__Exercise brief__: Repeat each record below exactly, dropping the pictures.
— BEGIN Given records —
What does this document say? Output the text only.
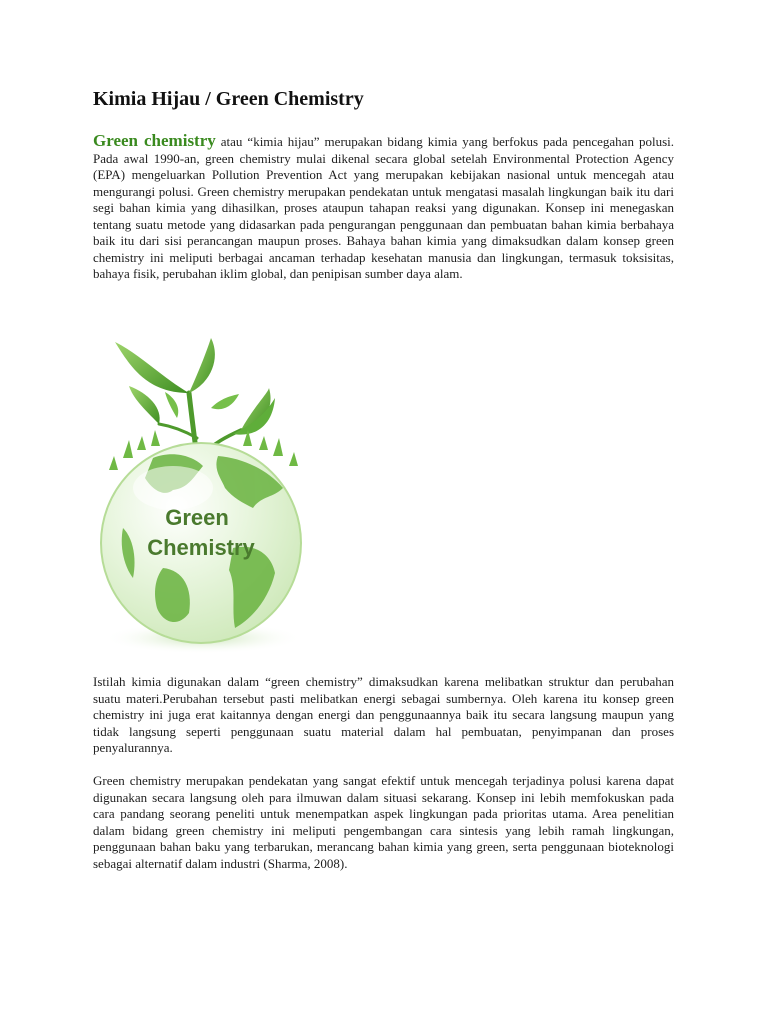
Kimia Hijau / Green Chemistry

Green chemistry atau “kimia hijau” merupakan bidang kimia yang berfokus pada pencegahan polusi. Pada awal 1990-an, green chemistry mulai dikenal secara global setelah Environmental Protection Agency (EPA) mengeluarkan Pollution Prevention Act yang merupakan kebijakan nasional untuk mencegah atau mengurangi polusi. Green chemistry merupakan pendekatan untuk mengatasi masalah lingkungan baik itu dari segi bahan kimia yang dihasilkan, proses ataupun tahapan reaksi yang digunakan. Konsep ini menegaskan tentang suatu metode yang didasarkan pada pengurangan penggunaan dan pembuatan bahan kimia berbahaya baik itu dari sisi perancangan maupun proses. Bahaya bahan kimia yang dimaksudkan dalam konsep green chemistry ini meliputi berbagai ancaman terhadap kesehatan manusia dan lingkungan, termasuk toksisitas, bahaya fisik, perubahan iklim global, dan penipisan sumber daya alam.

Green
Chemistry

Istilah kimia digunakan dalam “green chemistry” dimaksudkan karena melibatkan struktur dan perubahan suatu materi.Perubahan tersebut pasti melibatkan energi sebagai sumbernya. Oleh karena itu konsep green chemistry ini juga erat kaitannya dengan energi dan penggunaannya baik itu secara langsung maupun yang tidak langsung seperti penggunaan suatu material dalam hal pembuatan, penyimpanan dan proses penyalurannya.

Green chemistry merupakan pendekatan yang sangat efektif untuk mencegah terjadinya polusi karena dapat digunakan secara langsung oleh para ilmuwan dalam situasi sekarang. Konsep ini lebih memfokuskan pada cara pandang seorang peneliti untuk menempatkan aspek lingkungan pada prioritas utama. Area penelitian dalam bidang green chemistry ini meliputi pengembangan cara sintesis yang lebih ramah lingkungan, penggunaan bahan baku yang terbarukan, merancang bahan kimia yang green, serta penggunaan bioteknologi sebagai alternatif dalam industri (Sharma, 2008).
— END Given records —
__Response for this exercise__:
What does this document say? Output the text only.
Kimia Hijau / Green Chemistry

Green chemistry atau “kimia hijau” merupakan bidang kimia yang berfokus pada pencegahan polusi. Pada awal 1990-an, green chemistry mulai dikenal secara global setelah Environmental Protection Agency (EPA) mengeluarkan Pollution Prevention Act yang merupakan kebijakan nasional untuk mencegah atau mengurangi polusi. Green chemistry merupakan pendekatan untuk mengatasi masalah lingkungan baik itu dari segi bahan kimia yang dihasilkan, proses ataupun tahapan reaksi yang digunakan. Konsep ini menegaskan tentang suatu metode yang didasarkan pada pengurangan penggunaan dan pembuatan bahan kimia berbahaya baik itu dari sisi perancangan maupun proses. Bahaya bahan kimia yang dimaksudkan dalam konsep green chemistry ini meliputi berbagai ancaman terhadap kesehatan manusia dan lingkungan, termasuk toksisitas, bahaya fisik, perubahan iklim global, dan penipisan sumber daya alam.

Green
Chemistry

Istilah kimia digunakan dalam “green chemistry” dimaksudkan karena melibatkan struktur dan perubahan suatu materi.Perubahan tersebut pasti melibatkan energi sebagai sumbernya. Oleh karena itu konsep green chemistry ini juga erat kaitannya dengan energi dan penggunaannya baik itu secara langsung maupun yang tidak langsung seperti penggunaan suatu material dalam hal pembuatan, penyimpanan dan proses penyalurannya.

Green chemistry merupakan pendekatan yang sangat efektif untuk mencegah terjadinya polusi karena dapat digunakan secara langsung oleh para ilmuwan dalam situasi sekarang. Konsep ini lebih memfokuskan pada cara pandang seorang peneliti untuk menempatkan aspek lingkungan pada prioritas utama. Area penelitian dalam bidang green chemistry ini meliputi pengembangan cara sintesis yang lebih ramah lingkungan, penggunaan bahan baku yang terbarukan, merancang bahan kimia yang green, serta penggunaan bioteknologi sebagai alternatif dalam industri (Sharma, 2008).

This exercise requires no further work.